> _CONSIGNE 1_: Recopiez à l'identique les enregistrements, depuis leur toute première ligne jusqu'à la ligne contenant « active-checkbox[interactable]: ✓ [1094, 392, 1103, 401] », celle-ci comprise.

> _TEXTE DU DOCUMENT_:
• • • • • • •

Beaute 3

La Beauté est la plus efficace des créations de l´Univers.

Je ne sais plus ni où ni quand deux personnes s´interrogeaient devant moi sur la nature et le  pourquoi de la beauté. Préoccupation remarquable quand le plus grand nombre considère qu´il y a juste à en profiter quand il la croise et qu’il reste un peu de temps à lui consacrer. Le monde met à notre disposition une beauté parfaitement infinie qui semble pour l´essentiel nous échapper. Nous pédalons tête baissée dans un paysage grandiose qui attend patiemment que nous nous rendions compte de sa présence.

Restons reconnaissant de sa patience et revenons aux interrogations de nos invités surprise en nous demandant par la même occasion pourquoi nous ne cherchons pas à profiter plus systématiquement de tels moments de bonheur ?

Au travail !


Si nous sommes si penchés sur notre guidon, c´est que l´ascension est difficile. Nous ne pédalons pas vraiment en plaine. Certaines étapes de notre vie ressemblent à un enchainement de cols derrière lesquels nous attendons une vallée de réconforts mérités, régulièrement escamotée par une nouvelle montée aux proportions décourageantes... Et ces ascensions sont d´autant plus amères que leur utilité ne saute pas toujours aux yeux.

Pourtant le parcours n´est pas imposé. Nous sommes libres d´en choisir le tracé pour orienter nos efforts dans le sens de notre évolution. Mais sans ce discernement, la peur de manquer d´énergie à grimper tout et n´importe quoi nous rend aveugle et peu disposés à nous disperser dans ce qui ressemble à des futilités. Focalisés sur nos peurs, nos combats, sans oublier bien sûr de les vivre en mode compétition, l´étape devient d´autant plus dure que privée de son réconfortant décor.

Pour commencer à voir la beauté du paysage, il vaut mieux arrêter de pédaler comme un forcené pour trouver son rythme et lever la tête du guidon. En se donnant la peine de tracer le meilleur des itinéraires, nous pourrons progresser en profitant du panorama d´exception.

• • • • • • •

> _CONSIGNE 2_: Prolongez le texte sur la beauté à partir de sa dernière phrase.

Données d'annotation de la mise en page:
• • • • • • •

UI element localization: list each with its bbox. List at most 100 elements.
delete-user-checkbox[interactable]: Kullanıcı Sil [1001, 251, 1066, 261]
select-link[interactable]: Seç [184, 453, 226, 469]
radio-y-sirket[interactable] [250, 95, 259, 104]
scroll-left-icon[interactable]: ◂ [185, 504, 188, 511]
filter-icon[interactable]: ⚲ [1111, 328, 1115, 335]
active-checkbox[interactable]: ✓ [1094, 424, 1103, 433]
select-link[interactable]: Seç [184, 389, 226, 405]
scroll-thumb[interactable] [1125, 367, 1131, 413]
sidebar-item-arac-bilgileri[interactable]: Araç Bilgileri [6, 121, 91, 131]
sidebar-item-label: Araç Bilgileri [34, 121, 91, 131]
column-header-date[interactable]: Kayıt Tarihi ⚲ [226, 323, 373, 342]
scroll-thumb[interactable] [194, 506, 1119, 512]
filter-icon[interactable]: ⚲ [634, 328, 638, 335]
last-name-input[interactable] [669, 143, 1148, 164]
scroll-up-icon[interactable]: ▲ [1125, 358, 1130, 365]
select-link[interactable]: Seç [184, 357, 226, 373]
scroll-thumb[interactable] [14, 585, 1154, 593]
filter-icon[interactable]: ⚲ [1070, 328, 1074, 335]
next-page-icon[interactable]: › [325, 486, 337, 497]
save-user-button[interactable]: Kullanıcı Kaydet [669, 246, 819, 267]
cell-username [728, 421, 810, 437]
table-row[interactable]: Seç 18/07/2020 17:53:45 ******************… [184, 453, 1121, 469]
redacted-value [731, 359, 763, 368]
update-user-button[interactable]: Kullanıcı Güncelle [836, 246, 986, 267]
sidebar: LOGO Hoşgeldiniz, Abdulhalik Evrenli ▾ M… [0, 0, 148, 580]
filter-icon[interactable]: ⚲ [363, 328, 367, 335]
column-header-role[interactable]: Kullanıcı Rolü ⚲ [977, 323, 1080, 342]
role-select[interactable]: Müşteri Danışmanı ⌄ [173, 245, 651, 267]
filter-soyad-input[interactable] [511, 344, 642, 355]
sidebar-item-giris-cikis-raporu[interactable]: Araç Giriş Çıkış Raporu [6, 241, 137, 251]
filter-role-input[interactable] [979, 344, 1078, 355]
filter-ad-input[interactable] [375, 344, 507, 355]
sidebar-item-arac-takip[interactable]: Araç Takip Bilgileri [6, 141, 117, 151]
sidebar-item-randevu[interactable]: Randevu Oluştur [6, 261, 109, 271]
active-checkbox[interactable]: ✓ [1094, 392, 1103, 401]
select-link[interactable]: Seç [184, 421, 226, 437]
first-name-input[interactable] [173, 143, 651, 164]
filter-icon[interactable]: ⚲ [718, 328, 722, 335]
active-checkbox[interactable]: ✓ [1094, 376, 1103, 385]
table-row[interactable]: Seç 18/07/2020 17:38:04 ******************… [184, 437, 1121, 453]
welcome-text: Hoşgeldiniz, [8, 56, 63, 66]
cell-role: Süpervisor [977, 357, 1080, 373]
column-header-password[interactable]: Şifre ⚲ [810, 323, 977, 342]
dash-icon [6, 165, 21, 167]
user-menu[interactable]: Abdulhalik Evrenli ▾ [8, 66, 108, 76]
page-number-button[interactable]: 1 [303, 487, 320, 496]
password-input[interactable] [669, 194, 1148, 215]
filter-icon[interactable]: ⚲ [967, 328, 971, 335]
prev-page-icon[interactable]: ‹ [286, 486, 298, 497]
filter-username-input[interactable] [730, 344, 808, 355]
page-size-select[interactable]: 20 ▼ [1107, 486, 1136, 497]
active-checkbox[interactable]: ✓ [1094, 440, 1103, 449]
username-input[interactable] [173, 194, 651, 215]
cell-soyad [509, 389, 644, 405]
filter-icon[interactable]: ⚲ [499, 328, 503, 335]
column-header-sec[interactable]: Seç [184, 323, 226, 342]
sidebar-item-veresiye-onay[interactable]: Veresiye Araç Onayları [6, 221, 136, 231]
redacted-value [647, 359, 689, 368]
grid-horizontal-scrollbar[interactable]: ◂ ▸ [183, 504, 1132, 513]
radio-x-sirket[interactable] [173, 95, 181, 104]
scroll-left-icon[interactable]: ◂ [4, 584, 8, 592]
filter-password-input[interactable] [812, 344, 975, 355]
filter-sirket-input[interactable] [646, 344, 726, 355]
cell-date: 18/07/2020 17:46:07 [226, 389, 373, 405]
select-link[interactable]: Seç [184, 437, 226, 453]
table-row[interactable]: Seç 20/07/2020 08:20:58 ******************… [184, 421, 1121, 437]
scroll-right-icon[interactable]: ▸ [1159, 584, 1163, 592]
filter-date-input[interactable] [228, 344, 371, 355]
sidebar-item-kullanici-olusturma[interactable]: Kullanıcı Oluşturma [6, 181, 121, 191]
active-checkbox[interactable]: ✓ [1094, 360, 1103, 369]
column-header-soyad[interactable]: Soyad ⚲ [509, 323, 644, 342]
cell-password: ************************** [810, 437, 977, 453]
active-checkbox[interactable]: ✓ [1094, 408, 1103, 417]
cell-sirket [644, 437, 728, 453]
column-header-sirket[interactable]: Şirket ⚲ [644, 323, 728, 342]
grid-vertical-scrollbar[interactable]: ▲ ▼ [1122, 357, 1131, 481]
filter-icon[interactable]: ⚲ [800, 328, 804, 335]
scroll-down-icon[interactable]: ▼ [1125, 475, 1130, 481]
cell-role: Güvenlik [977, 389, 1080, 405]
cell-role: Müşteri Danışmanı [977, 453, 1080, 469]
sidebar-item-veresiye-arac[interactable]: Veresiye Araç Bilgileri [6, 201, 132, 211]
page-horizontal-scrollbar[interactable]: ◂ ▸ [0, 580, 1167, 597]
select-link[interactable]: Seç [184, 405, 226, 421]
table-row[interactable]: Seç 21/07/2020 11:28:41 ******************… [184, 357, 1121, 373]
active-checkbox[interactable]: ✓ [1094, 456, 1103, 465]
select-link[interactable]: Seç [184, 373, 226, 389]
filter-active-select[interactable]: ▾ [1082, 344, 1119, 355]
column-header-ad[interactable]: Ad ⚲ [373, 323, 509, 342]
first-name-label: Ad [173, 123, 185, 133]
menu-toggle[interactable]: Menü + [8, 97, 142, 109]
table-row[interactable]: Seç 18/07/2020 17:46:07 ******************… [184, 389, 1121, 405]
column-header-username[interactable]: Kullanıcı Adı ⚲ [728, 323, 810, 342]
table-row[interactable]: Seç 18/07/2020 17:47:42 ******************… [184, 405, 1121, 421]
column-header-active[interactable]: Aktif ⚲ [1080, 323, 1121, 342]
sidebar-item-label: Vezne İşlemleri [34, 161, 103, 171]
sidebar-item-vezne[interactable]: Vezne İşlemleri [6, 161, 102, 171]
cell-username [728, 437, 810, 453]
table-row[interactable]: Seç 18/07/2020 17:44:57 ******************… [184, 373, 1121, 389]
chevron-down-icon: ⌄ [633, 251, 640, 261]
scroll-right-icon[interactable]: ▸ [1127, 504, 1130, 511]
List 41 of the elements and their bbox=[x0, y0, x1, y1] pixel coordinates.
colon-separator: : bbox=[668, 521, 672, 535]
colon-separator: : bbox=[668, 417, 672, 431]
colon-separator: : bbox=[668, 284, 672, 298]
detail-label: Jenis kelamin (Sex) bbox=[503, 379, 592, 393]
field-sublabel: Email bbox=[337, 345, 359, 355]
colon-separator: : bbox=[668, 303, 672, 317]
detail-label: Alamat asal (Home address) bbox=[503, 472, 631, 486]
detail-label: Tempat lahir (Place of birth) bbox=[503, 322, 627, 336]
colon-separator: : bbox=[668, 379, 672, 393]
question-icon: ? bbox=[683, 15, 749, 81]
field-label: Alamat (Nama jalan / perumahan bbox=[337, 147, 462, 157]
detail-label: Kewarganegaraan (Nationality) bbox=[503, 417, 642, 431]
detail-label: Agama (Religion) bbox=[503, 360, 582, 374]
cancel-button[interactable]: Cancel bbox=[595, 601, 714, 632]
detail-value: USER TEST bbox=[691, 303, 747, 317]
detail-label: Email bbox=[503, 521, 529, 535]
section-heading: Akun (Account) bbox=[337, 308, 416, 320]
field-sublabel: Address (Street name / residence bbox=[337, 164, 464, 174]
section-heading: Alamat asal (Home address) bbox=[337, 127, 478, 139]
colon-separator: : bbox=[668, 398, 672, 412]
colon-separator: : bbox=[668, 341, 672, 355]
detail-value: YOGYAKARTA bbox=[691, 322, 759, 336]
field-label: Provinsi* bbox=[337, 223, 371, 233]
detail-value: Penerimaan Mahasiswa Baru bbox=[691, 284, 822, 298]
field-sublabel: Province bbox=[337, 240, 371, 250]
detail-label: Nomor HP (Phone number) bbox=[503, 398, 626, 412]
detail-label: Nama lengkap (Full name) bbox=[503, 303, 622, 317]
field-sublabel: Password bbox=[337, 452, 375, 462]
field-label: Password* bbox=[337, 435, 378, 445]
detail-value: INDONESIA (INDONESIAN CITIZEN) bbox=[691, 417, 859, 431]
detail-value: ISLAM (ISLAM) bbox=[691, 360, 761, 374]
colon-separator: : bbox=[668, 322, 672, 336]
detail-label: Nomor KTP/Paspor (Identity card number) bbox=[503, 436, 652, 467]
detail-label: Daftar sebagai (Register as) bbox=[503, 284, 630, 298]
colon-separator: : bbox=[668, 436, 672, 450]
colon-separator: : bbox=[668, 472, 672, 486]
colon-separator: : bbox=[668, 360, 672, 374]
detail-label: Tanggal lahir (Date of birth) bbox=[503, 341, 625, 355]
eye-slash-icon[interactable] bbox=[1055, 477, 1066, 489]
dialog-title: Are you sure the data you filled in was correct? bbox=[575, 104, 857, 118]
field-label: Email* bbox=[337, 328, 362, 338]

• • • • • • •

> _RÉPONSE RÉDIGÉE 1_:
UI element localization: list each with its bbox. List at most 100 elements.
delete-user-checkbox[interactable]: Kullanıcı Sil [1001, 251, 1066, 261]
select-link[interactable]: Seç [184, 453, 226, 469]
radio-y-sirket[interactable] [250, 95, 259, 104]
scroll-left-icon[interactable]: ◂ [185, 504, 188, 511]
filter-icon[interactable]: ⚲ [1111, 328, 1115, 335]
active-checkbox[interactable]: ✓ [1094, 424, 1103, 433]
select-link[interactable]: Seç [184, 389, 226, 405]
scroll-thumb[interactable] [1125, 367, 1131, 413]
sidebar-item-arac-bilgileri[interactable]: Araç Bilgileri [6, 121, 91, 131]
sidebar-item-label: Araç Bilgileri [34, 121, 91, 131]
column-header-date[interactable]: Kayıt Tarihi ⚲ [226, 323, 373, 342]
scroll-thumb[interactable] [194, 506, 1119, 512]
filter-icon[interactable]: ⚲ [634, 328, 638, 335]
last-name-input[interactable] [669, 143, 1148, 164]
scroll-up-icon[interactable]: ▲ [1125, 358, 1130, 365]
select-link[interactable]: Seç [184, 357, 226, 373]
scroll-thumb[interactable] [14, 585, 1154, 593]
filter-icon[interactable]: ⚲ [1070, 328, 1074, 335]
next-page-icon[interactable]: › [325, 486, 337, 497]
save-user-button[interactable]: Kullanıcı Kaydet [669, 246, 819, 267]
cell-username [728, 421, 810, 437]
table-row[interactable]: Seç 18/07/2020 17:53:45 ******************… [184, 453, 1121, 469]
redacted-value [731, 359, 763, 368]
update-user-button[interactable]: Kullanıcı Güncelle [836, 246, 986, 267]
sidebar: LOGO Hoşgeldiniz, Abdulhalik Evrenli ▾ M… [0, 0, 148, 580]
filter-icon[interactable]: ⚲ [363, 328, 367, 335]
column-header-role[interactable]: Kullanıcı Rolü ⚲ [977, 323, 1080, 342]
role-select[interactable]: Müşteri Danışmanı ⌄ [173, 245, 651, 267]
filter-soyad-input[interactable] [511, 344, 642, 355]
sidebar-item-giris-cikis-raporu[interactable]: Araç Giriş Çıkış Raporu [6, 241, 137, 251]
filter-role-input[interactable] [979, 344, 1078, 355]
filter-ad-input[interactable] [375, 344, 507, 355]
sidebar-item-arac-takip[interactable]: Araç Takip Bilgileri [6, 141, 117, 151]
sidebar-item-randevu[interactable]: Randevu Oluştur [6, 261, 109, 271]
active-checkbox[interactable]: ✓ [1094, 392, 1103, 401]

> _RÉPONSE RÉDIGÉE 2_:
Pour approcher la nature et le pourquoi de la beauté une simple recherche d´images sur la requête donne un aperçu significatif de notre conscience sur le sujet.

D´abord vont s´afficher quatre-vingt-cinq à quatre-vingt-dix pour cent de visages et de corps de femmes. La tentation est forte d´allumer gyrophares et sirènes. Ces représentations de la beauté utilisent les normes réductrices du moment que le consensus social permet d´exploiter à des fins essentiellement commerciales. Ce simulacre de beauté se révèle donc assez stérile à faire naître l’émotion.

Cette façade méthodiquement élaborée par le monde des médias et alimentée par nos phantasmes explique sa présence en pole position.

Ensuite sont proposés œuvres, décorations ou design, soumis eux aussi aux conventions du moment. Faire naitre l´émotion d´un objet inanimé est difficile. Le génie des grands créateurs est d´y arriver en profitant de la pérennité du support pour lui faire traverser le temps. La Pieta de Michel-ange à Saint Pierre de Rome en est un exemple. Après une visite somme toute assez terrifiante, écrasés par les postures de statues de 5 à 6 mètres tentant de nous rappeler notre insignifiance, Le choc de l´émotion dégagée par cet objet de pierre discrètement logé dans son alcôve à la sortie de la basilique se grave dans la mémoire.

L´attention portée par l´ego humain à ses créations justifie leur arrivée en seconde place.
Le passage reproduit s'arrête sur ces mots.